Where does the string "header" appear? Copy every line of the entries below that holds it.
*-*-*
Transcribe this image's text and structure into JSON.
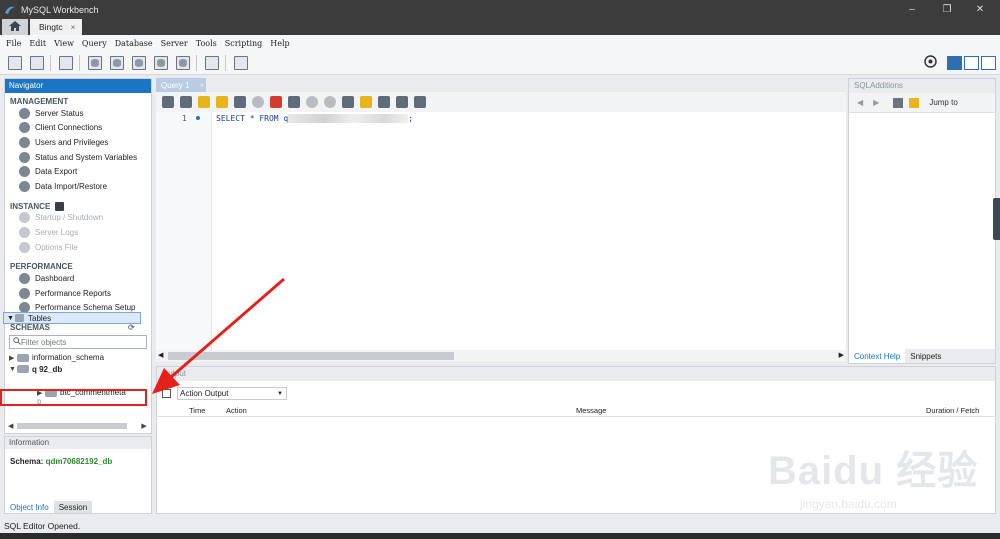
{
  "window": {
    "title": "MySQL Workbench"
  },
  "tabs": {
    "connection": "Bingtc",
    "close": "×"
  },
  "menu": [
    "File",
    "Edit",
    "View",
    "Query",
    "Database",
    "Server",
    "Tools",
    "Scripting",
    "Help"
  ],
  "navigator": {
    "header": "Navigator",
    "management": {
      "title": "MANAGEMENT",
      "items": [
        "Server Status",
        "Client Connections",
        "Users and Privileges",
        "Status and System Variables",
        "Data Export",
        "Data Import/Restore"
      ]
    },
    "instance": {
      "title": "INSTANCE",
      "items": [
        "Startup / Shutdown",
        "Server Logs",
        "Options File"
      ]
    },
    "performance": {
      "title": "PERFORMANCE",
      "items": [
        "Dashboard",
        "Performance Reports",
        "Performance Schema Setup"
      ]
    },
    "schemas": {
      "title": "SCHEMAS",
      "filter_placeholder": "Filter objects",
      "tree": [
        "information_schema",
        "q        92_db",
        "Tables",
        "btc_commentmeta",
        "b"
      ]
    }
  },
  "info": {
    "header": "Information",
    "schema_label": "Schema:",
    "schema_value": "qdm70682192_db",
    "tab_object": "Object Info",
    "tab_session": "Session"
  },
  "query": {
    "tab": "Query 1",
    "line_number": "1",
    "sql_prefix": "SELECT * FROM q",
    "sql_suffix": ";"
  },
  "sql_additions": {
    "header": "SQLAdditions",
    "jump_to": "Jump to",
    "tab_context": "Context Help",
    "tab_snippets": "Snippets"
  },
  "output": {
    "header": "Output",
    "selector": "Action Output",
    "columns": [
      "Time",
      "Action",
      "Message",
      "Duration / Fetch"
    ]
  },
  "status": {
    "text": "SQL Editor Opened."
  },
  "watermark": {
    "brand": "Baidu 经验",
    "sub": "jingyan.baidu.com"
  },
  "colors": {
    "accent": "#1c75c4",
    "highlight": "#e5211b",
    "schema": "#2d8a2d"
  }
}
*-*-*
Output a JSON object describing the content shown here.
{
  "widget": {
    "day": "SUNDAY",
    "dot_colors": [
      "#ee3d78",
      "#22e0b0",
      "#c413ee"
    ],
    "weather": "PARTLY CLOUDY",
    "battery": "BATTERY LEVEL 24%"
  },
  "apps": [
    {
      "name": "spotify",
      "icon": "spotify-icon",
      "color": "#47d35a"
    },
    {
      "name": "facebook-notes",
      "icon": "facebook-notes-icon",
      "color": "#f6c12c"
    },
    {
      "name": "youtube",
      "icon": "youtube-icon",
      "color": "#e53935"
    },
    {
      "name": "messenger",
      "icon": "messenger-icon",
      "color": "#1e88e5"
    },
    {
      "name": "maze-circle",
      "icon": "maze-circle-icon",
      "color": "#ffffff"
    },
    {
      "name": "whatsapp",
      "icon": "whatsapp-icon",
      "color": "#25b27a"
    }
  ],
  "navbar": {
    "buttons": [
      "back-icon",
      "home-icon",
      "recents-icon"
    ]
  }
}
*-*-*
- Solution for this task
    "header": "Navigator",
    "header": "Information",
    "header": "SQLAdditions",
    "header": "Output",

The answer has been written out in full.